Data supplied:

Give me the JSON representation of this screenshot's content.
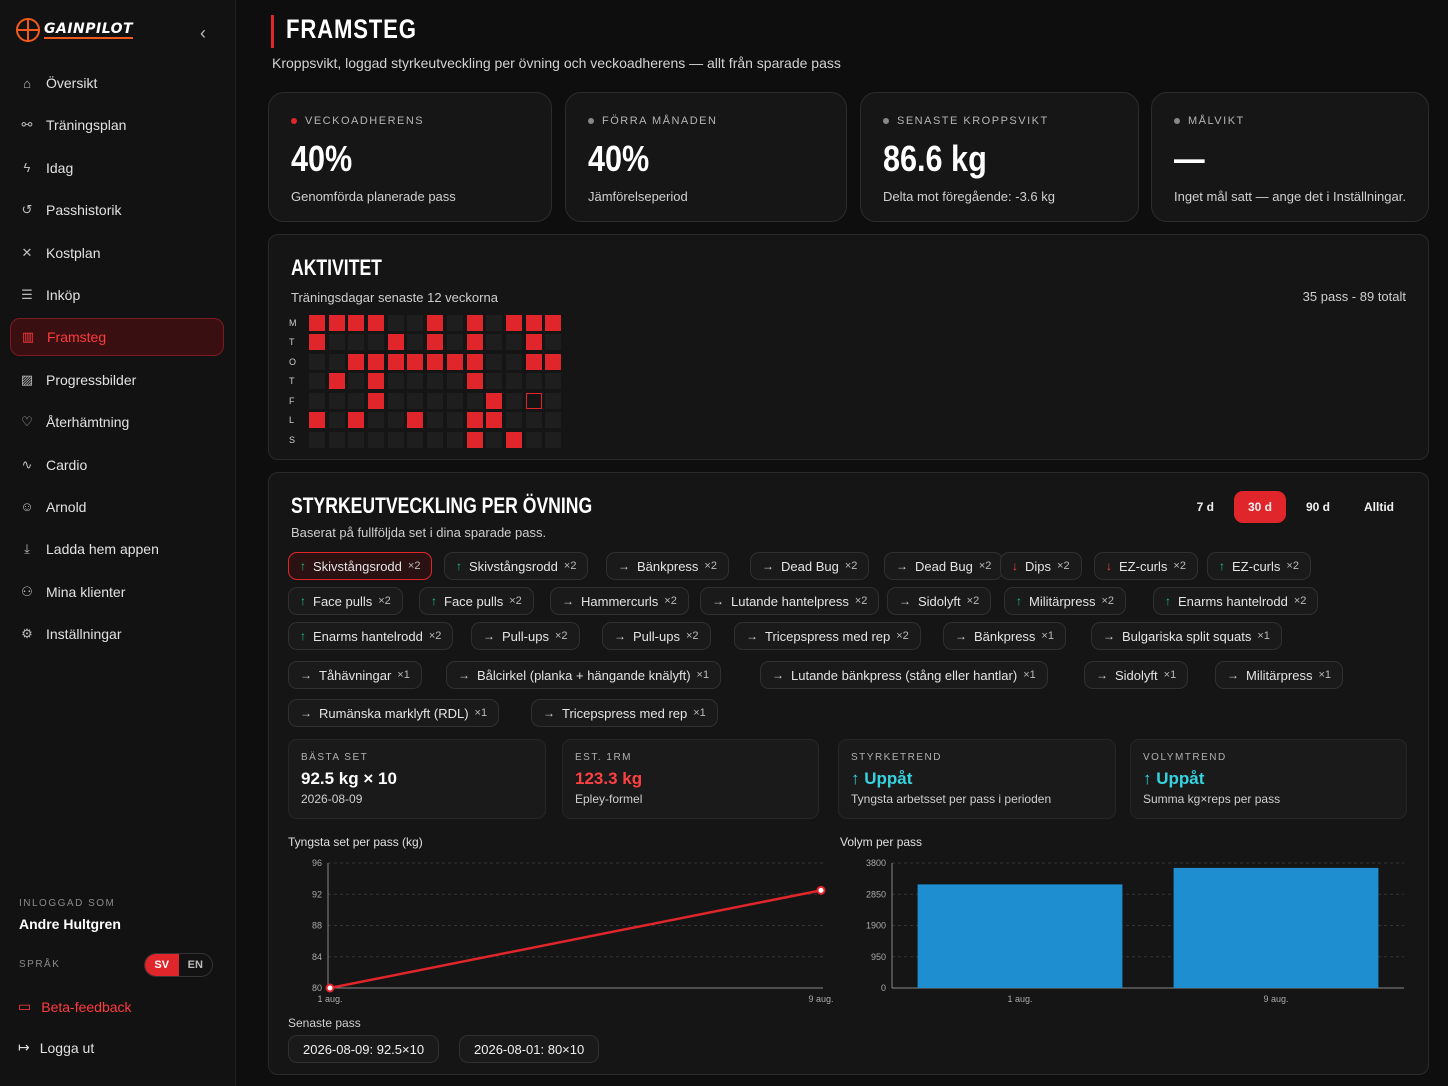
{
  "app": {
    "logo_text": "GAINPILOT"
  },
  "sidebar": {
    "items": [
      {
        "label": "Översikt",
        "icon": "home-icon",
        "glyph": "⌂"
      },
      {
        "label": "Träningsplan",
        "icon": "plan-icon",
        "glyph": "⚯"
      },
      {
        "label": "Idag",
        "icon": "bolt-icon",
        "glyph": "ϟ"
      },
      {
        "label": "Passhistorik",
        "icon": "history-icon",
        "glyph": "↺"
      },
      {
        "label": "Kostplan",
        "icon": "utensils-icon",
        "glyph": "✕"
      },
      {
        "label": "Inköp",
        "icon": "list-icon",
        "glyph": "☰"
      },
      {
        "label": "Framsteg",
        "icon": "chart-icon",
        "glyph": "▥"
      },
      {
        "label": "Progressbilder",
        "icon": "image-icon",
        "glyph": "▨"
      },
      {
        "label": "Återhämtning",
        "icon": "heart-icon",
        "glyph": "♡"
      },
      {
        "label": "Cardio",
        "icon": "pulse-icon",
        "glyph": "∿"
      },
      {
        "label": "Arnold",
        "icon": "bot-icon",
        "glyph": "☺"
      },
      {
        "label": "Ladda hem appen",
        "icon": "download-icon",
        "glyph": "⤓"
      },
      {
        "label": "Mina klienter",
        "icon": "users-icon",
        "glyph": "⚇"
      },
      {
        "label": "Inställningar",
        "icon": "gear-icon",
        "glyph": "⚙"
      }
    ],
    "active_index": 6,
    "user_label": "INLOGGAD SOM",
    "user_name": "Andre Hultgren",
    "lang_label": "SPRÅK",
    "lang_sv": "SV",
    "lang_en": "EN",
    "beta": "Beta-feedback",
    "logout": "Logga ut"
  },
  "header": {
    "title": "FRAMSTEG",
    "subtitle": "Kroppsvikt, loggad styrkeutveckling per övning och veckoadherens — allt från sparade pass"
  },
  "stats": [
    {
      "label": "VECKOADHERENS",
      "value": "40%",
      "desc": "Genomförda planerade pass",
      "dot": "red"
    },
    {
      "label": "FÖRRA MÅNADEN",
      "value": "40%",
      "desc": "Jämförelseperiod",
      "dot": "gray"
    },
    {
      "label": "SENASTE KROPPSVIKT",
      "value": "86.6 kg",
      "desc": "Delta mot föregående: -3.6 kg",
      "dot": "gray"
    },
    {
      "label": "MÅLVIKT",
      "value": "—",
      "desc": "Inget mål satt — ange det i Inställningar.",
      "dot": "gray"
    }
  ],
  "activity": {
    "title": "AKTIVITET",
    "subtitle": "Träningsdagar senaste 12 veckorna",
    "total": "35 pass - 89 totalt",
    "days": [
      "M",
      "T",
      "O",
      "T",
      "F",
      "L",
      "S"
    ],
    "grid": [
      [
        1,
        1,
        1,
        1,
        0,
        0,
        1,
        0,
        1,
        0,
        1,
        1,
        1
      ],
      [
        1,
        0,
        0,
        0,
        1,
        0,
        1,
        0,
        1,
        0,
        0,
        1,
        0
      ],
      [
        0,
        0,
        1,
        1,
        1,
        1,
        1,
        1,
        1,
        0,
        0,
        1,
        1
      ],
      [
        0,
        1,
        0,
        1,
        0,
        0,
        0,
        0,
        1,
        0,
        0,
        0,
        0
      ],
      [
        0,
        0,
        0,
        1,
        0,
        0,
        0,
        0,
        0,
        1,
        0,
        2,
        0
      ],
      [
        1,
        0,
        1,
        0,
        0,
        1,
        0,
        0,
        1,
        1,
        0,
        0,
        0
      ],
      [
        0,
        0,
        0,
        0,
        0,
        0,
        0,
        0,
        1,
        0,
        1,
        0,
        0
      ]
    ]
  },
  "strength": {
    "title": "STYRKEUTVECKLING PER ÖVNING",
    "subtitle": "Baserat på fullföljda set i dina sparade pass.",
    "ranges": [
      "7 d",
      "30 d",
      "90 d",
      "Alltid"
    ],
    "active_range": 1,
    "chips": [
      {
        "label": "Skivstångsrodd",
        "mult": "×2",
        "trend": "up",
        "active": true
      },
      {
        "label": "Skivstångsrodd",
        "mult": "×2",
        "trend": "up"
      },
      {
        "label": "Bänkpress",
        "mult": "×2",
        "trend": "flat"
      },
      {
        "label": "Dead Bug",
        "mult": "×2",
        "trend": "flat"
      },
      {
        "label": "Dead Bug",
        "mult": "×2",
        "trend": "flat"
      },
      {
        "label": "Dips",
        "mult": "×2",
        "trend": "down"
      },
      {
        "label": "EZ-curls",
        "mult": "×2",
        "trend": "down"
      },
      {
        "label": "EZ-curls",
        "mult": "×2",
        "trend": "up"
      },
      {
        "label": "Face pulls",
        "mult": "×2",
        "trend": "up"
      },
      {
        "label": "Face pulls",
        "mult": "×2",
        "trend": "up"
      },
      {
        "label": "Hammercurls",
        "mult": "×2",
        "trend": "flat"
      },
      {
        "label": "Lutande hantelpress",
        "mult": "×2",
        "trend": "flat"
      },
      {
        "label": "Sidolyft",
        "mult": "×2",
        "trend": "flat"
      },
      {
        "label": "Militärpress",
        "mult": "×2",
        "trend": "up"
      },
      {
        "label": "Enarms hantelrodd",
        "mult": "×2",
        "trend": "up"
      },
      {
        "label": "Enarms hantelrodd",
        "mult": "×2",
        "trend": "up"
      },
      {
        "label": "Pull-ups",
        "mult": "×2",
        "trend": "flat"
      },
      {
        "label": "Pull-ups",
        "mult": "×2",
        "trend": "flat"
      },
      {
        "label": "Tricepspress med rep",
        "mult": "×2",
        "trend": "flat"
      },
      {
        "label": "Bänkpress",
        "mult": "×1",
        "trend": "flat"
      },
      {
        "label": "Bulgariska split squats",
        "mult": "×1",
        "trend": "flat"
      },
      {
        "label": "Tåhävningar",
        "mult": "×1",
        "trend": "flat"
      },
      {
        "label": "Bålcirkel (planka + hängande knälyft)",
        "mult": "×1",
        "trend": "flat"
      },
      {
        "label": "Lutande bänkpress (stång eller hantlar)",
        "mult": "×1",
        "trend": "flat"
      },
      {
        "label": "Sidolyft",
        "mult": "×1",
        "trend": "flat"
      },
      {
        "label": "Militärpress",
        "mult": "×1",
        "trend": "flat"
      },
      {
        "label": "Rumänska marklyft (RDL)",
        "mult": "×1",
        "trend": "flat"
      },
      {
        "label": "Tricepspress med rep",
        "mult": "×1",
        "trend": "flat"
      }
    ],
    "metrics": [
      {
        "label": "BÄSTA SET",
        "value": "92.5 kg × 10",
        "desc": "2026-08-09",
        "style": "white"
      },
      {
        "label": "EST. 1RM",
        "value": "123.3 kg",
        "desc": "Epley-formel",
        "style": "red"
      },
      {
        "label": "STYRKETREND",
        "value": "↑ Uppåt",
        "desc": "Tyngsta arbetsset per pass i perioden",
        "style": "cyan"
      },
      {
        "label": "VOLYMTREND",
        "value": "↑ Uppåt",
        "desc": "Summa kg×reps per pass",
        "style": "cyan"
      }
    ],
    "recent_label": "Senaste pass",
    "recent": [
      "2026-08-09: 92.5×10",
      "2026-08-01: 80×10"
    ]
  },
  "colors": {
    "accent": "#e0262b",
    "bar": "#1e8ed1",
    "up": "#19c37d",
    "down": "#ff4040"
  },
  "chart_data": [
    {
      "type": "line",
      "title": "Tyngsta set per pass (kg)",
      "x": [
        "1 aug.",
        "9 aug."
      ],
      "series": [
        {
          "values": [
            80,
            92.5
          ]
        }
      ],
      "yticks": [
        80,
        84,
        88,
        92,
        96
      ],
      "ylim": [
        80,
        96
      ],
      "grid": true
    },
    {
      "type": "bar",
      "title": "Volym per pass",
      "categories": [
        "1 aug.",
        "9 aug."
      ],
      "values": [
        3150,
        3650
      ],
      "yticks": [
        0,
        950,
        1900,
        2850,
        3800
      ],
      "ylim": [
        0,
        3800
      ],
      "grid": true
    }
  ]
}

--

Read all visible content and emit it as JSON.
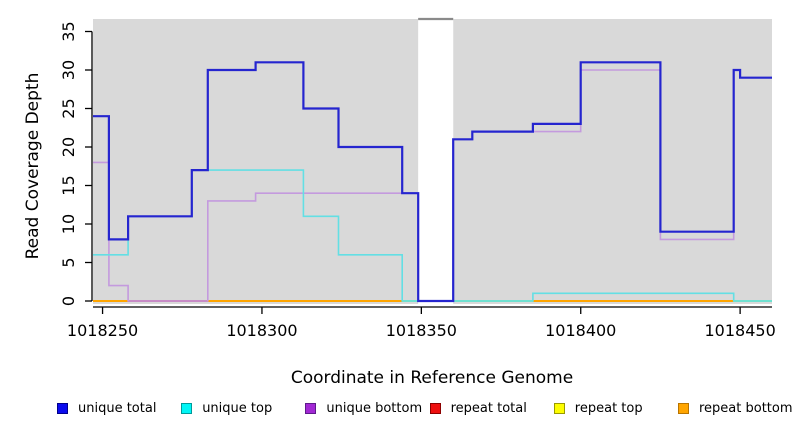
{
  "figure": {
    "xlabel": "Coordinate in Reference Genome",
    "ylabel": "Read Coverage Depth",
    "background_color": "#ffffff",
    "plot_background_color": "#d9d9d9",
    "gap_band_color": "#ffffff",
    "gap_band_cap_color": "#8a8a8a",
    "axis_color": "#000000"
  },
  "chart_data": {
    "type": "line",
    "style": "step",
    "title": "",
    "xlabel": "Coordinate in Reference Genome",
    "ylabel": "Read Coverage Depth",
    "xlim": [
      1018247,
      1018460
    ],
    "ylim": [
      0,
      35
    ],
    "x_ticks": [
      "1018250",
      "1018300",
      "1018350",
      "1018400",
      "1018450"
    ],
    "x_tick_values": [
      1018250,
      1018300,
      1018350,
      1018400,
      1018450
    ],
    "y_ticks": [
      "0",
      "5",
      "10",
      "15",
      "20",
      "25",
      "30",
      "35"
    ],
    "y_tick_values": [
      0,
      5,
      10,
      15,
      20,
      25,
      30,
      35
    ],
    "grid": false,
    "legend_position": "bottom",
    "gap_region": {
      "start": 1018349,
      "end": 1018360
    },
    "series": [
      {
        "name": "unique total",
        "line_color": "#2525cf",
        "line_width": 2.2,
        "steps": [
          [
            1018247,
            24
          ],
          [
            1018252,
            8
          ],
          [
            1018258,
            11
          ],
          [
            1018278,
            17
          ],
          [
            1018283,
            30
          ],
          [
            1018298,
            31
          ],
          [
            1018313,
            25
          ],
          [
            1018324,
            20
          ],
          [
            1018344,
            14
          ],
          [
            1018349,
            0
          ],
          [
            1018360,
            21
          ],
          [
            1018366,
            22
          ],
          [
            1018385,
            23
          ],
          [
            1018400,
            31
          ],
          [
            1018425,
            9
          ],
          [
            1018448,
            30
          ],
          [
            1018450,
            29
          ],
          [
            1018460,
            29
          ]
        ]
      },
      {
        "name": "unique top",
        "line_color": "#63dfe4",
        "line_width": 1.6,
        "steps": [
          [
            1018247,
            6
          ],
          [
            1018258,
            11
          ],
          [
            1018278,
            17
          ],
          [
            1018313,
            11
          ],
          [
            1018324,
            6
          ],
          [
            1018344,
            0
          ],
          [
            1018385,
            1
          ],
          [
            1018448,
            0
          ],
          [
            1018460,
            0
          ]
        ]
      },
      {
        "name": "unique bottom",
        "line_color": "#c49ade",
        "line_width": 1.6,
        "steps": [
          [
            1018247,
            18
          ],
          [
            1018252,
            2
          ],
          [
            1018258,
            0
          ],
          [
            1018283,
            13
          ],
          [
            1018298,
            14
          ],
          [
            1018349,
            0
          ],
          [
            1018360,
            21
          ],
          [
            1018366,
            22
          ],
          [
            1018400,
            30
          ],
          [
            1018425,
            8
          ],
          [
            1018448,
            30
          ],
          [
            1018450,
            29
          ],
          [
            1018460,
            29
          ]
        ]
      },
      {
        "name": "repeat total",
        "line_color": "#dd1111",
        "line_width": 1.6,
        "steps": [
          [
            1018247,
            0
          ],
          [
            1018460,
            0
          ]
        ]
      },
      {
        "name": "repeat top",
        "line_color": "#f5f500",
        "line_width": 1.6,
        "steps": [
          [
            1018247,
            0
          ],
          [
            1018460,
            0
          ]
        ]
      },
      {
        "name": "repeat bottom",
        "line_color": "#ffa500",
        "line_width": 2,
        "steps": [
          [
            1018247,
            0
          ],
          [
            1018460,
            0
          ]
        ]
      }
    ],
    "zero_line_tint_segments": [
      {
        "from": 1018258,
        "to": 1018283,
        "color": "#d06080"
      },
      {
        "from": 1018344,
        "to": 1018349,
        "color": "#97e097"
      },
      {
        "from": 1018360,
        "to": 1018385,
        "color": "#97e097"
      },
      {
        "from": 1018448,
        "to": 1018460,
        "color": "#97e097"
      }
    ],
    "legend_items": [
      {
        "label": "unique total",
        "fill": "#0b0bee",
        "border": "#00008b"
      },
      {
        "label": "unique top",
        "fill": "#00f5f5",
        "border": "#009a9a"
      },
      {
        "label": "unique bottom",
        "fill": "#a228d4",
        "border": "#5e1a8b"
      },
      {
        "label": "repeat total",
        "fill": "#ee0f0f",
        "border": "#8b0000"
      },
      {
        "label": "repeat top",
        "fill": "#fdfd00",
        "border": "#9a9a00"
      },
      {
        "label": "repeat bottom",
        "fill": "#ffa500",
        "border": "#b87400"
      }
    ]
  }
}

Activity: Would you please copy each line of the listing that contains the word "unique"?

Answer box:
        "name": "unique total",
        "name": "unique top",
        "name": "unique bottom",
        "label": "unique total",
        "label": "unique top",
        "label": "unique bottom",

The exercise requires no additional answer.